▸ **RECORDS TO PROCESS**:
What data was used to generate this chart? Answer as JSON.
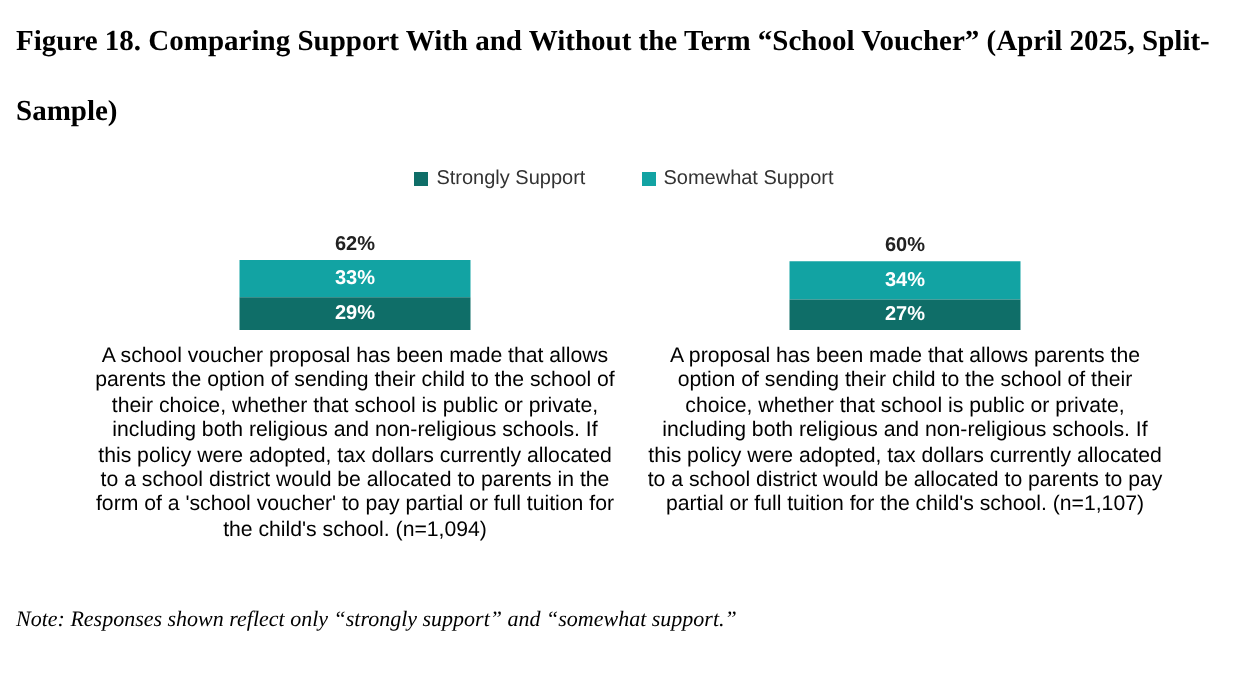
{
  "chart_data": {
    "type": "bar",
    "title": "Figure 18. Comparing Support With and Without the Term “School Voucher” (April 2025, Split-Sample)",
    "categories": [
      "A school voucher proposal has been made that allows parents the option of sending their child to the school of their choice, whether that school is public or private, including both religious and non-religious schools. If this policy were adopted, tax dollars currently allocated to a school district would be allocated to parents in the form of a 'school voucher' to pay partial or full tuition for the child's school. (n=1,094)",
      "A proposal has been made that allows parents the option of sending their child to the school of their choice, whether that school is public or private, including both religious and non-religious schools. If this policy were adopted, tax dollars currently allocated to a school district would be allocated to parents to pay partial or full tuition for the child's school. (n=1,107)"
    ],
    "stacked": true,
    "series": [
      {
        "name": "Strongly Support",
        "color": "#0f6e68",
        "values": [
          29,
          27
        ],
        "value_labels": [
          "29%",
          "27%"
        ]
      },
      {
        "name": "Somewhat Support",
        "color": "#12a3a3",
        "values": [
          33,
          34
        ],
        "value_labels": [
          "33%",
          "34%"
        ]
      }
    ],
    "totals": [
      "62%",
      "60%"
    ],
    "legend": "top",
    "annotations": [
      "Note: Responses shown reflect only “strongly support” and “somewhat support.”"
    ]
  }
}
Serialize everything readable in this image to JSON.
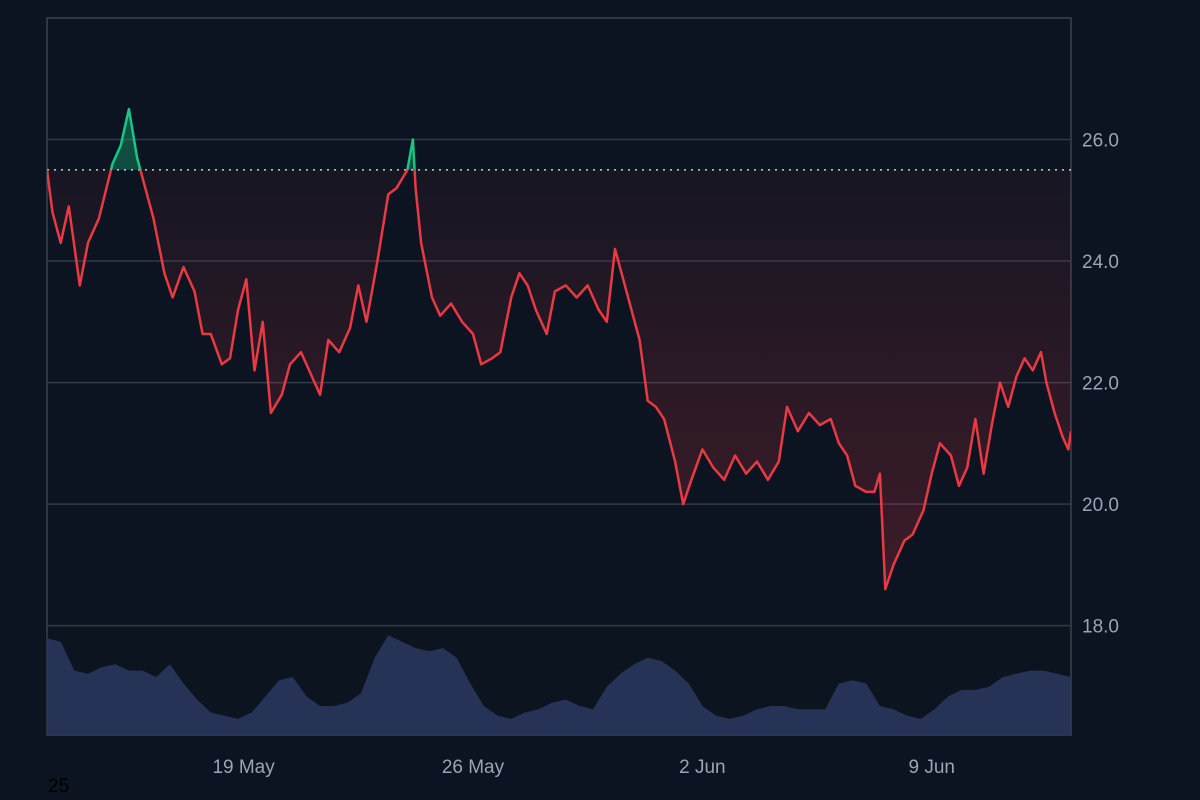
{
  "chart_data": {
    "type": "area",
    "ylim": [
      16.2,
      28.0
    ],
    "y_ticks": [
      "26.0",
      "24.0",
      "22.0",
      "20.0",
      "18.0"
    ],
    "y_tick_values": [
      26,
      24,
      22,
      20,
      18
    ],
    "x_ticks": [
      "19 May",
      "26 May",
      "2 Jun",
      "9 Jun"
    ],
    "x_tick_dates": [
      "2024-05-19",
      "2024-05-26",
      "2024-06-02",
      "2024-06-09"
    ],
    "x_range": [
      "2024-05-13",
      "2024-06-13T06:00"
    ],
    "baseline": 25.5,
    "grid": true,
    "colors": {
      "above": "#16c784",
      "below": "#ea3943",
      "volume": "#2d3a63",
      "background": "#0d1421"
    },
    "series": [
      {
        "values": [
          {
            "x": "2024-05-13T00:00",
            "y": 25.5
          },
          {
            "x": "2024-05-13T04:00",
            "y": 24.8
          },
          {
            "x": "2024-05-13T10:00",
            "y": 24.3
          },
          {
            "x": "2024-05-13T16:00",
            "y": 24.9
          },
          {
            "x": "2024-05-14T00:00",
            "y": 23.6
          },
          {
            "x": "2024-05-14T06:00",
            "y": 24.3
          },
          {
            "x": "2024-05-14T14:00",
            "y": 24.7
          },
          {
            "x": "2024-05-15T00:00",
            "y": 25.6
          },
          {
            "x": "2024-05-15T06:00",
            "y": 25.9
          },
          {
            "x": "2024-05-15T12:00",
            "y": 26.5
          },
          {
            "x": "2024-05-15T18:00",
            "y": 25.7
          },
          {
            "x": "2024-05-16T00:00",
            "y": 25.2
          },
          {
            "x": "2024-05-16T06:00",
            "y": 24.7
          },
          {
            "x": "2024-05-16T14:00",
            "y": 23.8
          },
          {
            "x": "2024-05-16T20:00",
            "y": 23.4
          },
          {
            "x": "2024-05-17T04:00",
            "y": 23.9
          },
          {
            "x": "2024-05-17T12:00",
            "y": 23.5
          },
          {
            "x": "2024-05-17T18:00",
            "y": 22.8
          },
          {
            "x": "2024-05-18T00:00",
            "y": 22.8
          },
          {
            "x": "2024-05-18T08:00",
            "y": 22.3
          },
          {
            "x": "2024-05-18T14:00",
            "y": 22.4
          },
          {
            "x": "2024-05-18T20:00",
            "y": 23.2
          },
          {
            "x": "2024-05-19T02:00",
            "y": 23.7
          },
          {
            "x": "2024-05-19T08:00",
            "y": 22.2
          },
          {
            "x": "2024-05-19T14:00",
            "y": 23.0
          },
          {
            "x": "2024-05-19T20:00",
            "y": 21.5
          },
          {
            "x": "2024-05-20T04:00",
            "y": 21.8
          },
          {
            "x": "2024-05-20T10:00",
            "y": 22.3
          },
          {
            "x": "2024-05-20T18:00",
            "y": 22.5
          },
          {
            "x": "2024-05-21T02:00",
            "y": 22.1
          },
          {
            "x": "2024-05-21T08:00",
            "y": 21.8
          },
          {
            "x": "2024-05-21T14:00",
            "y": 22.7
          },
          {
            "x": "2024-05-21T22:00",
            "y": 22.5
          },
          {
            "x": "2024-05-22T06:00",
            "y": 22.9
          },
          {
            "x": "2024-05-22T12:00",
            "y": 23.6
          },
          {
            "x": "2024-05-22T18:00",
            "y": 23.0
          },
          {
            "x": "2024-05-23T02:00",
            "y": 24.0
          },
          {
            "x": "2024-05-23T10:00",
            "y": 25.1
          },
          {
            "x": "2024-05-23T16:00",
            "y": 25.2
          },
          {
            "x": "2024-05-24T00:00",
            "y": 25.5
          },
          {
            "x": "2024-05-24T04:00",
            "y": 26.0
          },
          {
            "x": "2024-05-24T06:00",
            "y": 25.2
          },
          {
            "x": "2024-05-24T10:00",
            "y": 24.3
          },
          {
            "x": "2024-05-24T18:00",
            "y": 23.4
          },
          {
            "x": "2024-05-25T00:00",
            "y": 23.1
          },
          {
            "x": "2024-05-25T08:00",
            "y": 23.3
          },
          {
            "x": "2024-05-25T16:00",
            "y": 23.0
          },
          {
            "x": "2024-05-26T00:00",
            "y": 22.8
          },
          {
            "x": "2024-05-26T06:00",
            "y": 22.3
          },
          {
            "x": "2024-05-26T14:00",
            "y": 22.4
          },
          {
            "x": "2024-05-26T20:00",
            "y": 22.5
          },
          {
            "x": "2024-05-27T04:00",
            "y": 23.4
          },
          {
            "x": "2024-05-27T10:00",
            "y": 23.8
          },
          {
            "x": "2024-05-27T16:00",
            "y": 23.6
          },
          {
            "x": "2024-05-27T22:00",
            "y": 23.2
          },
          {
            "x": "2024-05-28T06:00",
            "y": 22.8
          },
          {
            "x": "2024-05-28T12:00",
            "y": 23.5
          },
          {
            "x": "2024-05-28T20:00",
            "y": 23.6
          },
          {
            "x": "2024-05-29T04:00",
            "y": 23.4
          },
          {
            "x": "2024-05-29T12:00",
            "y": 23.6
          },
          {
            "x": "2024-05-29T20:00",
            "y": 23.2
          },
          {
            "x": "2024-05-30T02:00",
            "y": 23.0
          },
          {
            "x": "2024-05-30T08:00",
            "y": 24.2
          },
          {
            "x": "2024-05-30T14:00",
            "y": 23.7
          },
          {
            "x": "2024-05-30T20:00",
            "y": 23.2
          },
          {
            "x": "2024-05-31T02:00",
            "y": 22.7
          },
          {
            "x": "2024-05-31T08:00",
            "y": 21.7
          },
          {
            "x": "2024-05-31T14:00",
            "y": 21.6
          },
          {
            "x": "2024-05-31T20:00",
            "y": 21.4
          },
          {
            "x": "2024-06-01T04:00",
            "y": 20.7
          },
          {
            "x": "2024-06-01T10:00",
            "y": 20.0
          },
          {
            "x": "2024-06-01T16:00",
            "y": 20.4
          },
          {
            "x": "2024-06-02T00:00",
            "y": 20.9
          },
          {
            "x": "2024-06-02T08:00",
            "y": 20.6
          },
          {
            "x": "2024-06-02T16:00",
            "y": 20.4
          },
          {
            "x": "2024-06-03T00:00",
            "y": 20.8
          },
          {
            "x": "2024-06-03T08:00",
            "y": 20.5
          },
          {
            "x": "2024-06-03T16:00",
            "y": 20.7
          },
          {
            "x": "2024-06-04T00:00",
            "y": 20.4
          },
          {
            "x": "2024-06-04T08:00",
            "y": 20.7
          },
          {
            "x": "2024-06-04T14:00",
            "y": 21.6
          },
          {
            "x": "2024-06-04T22:00",
            "y": 21.2
          },
          {
            "x": "2024-06-05T06:00",
            "y": 21.5
          },
          {
            "x": "2024-06-05T14:00",
            "y": 21.3
          },
          {
            "x": "2024-06-05T22:00",
            "y": 21.4
          },
          {
            "x": "2024-06-06T04:00",
            "y": 21.0
          },
          {
            "x": "2024-06-06T10:00",
            "y": 20.8
          },
          {
            "x": "2024-06-06T16:00",
            "y": 20.3
          },
          {
            "x": "2024-06-07T00:00",
            "y": 20.2
          },
          {
            "x": "2024-06-07T06:00",
            "y": 20.2
          },
          {
            "x": "2024-06-07T10:00",
            "y": 20.5
          },
          {
            "x": "2024-06-07T14:00",
            "y": 18.6
          },
          {
            "x": "2024-06-07T20:00",
            "y": 19.0
          },
          {
            "x": "2024-06-08T04:00",
            "y": 19.4
          },
          {
            "x": "2024-06-08T10:00",
            "y": 19.5
          },
          {
            "x": "2024-06-08T18:00",
            "y": 19.9
          },
          {
            "x": "2024-06-09T00:00",
            "y": 20.5
          },
          {
            "x": "2024-06-09T06:00",
            "y": 21.0
          },
          {
            "x": "2024-06-09T14:00",
            "y": 20.8
          },
          {
            "x": "2024-06-09T20:00",
            "y": 20.3
          },
          {
            "x": "2024-06-10T02:00",
            "y": 20.6
          },
          {
            "x": "2024-06-10T08:00",
            "y": 21.4
          },
          {
            "x": "2024-06-10T14:00",
            "y": 20.5
          },
          {
            "x": "2024-06-10T20:00",
            "y": 21.3
          },
          {
            "x": "2024-06-11T02:00",
            "y": 22.0
          },
          {
            "x": "2024-06-11T08:00",
            "y": 21.6
          },
          {
            "x": "2024-06-11T14:00",
            "y": 22.1
          },
          {
            "x": "2024-06-11T20:00",
            "y": 22.4
          },
          {
            "x": "2024-06-12T02:00",
            "y": 22.2
          },
          {
            "x": "2024-06-12T08:00",
            "y": 22.5
          },
          {
            "x": "2024-06-12T12:00",
            "y": 22.0
          },
          {
            "x": "2024-06-12T18:00",
            "y": 21.5
          },
          {
            "x": "2024-06-13T00:00",
            "y": 21.1
          },
          {
            "x": "2024-06-13T04:00",
            "y": 20.9
          },
          {
            "x": "2024-06-13T06:00",
            "y": 21.2
          }
        ]
      }
    ],
    "volume": [
      1.5,
      1.45,
      1.0,
      0.95,
      1.05,
      1.1,
      1.0,
      1.0,
      0.9,
      1.1,
      0.8,
      0.55,
      0.35,
      0.3,
      0.25,
      0.35,
      0.6,
      0.85,
      0.9,
      0.6,
      0.45,
      0.45,
      0.5,
      0.65,
      1.2,
      1.55,
      1.45,
      1.35,
      1.3,
      1.35,
      1.2,
      0.8,
      0.45,
      0.3,
      0.25,
      0.35,
      0.4,
      0.5,
      0.55,
      0.45,
      0.4,
      0.75,
      0.95,
      1.1,
      1.2,
      1.15,
      1.0,
      0.8,
      0.45,
      0.3,
      0.25,
      0.3,
      0.4,
      0.45,
      0.45,
      0.4,
      0.4,
      0.4,
      0.8,
      0.85,
      0.8,
      0.45,
      0.4,
      0.3,
      0.25,
      0.4,
      0.6,
      0.7,
      0.7,
      0.75,
      0.9,
      0.95,
      1.0,
      1.0,
      0.95,
      0.9
    ],
    "volume_label": "25"
  }
}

▸ **PROBLEM TO WORK ON**:
Extract from the data every line where "would" shows up.

▸ **WRITTEN REPLY**:
      "A school voucher proposal has been made that allows parents the option of sending their child to the school of their choice, whether that school is public or private, including both religious and non-religious schools. If this policy were adopted, tax dollars currently allocated to a school district would be allocated to parents in the form of a 'school voucher' to pay partial or full tuition for the child's school. (n=1,094)",
      "A proposal has been made that allows parents the option of sending their child to the school of their choice, whether that school is public or private, including both religious and non-religious schools. If this policy were adopted, tax dollars currently allocated to a school district would be allocated to parents to pay partial or full tuition for the child's school. (n=1,107)"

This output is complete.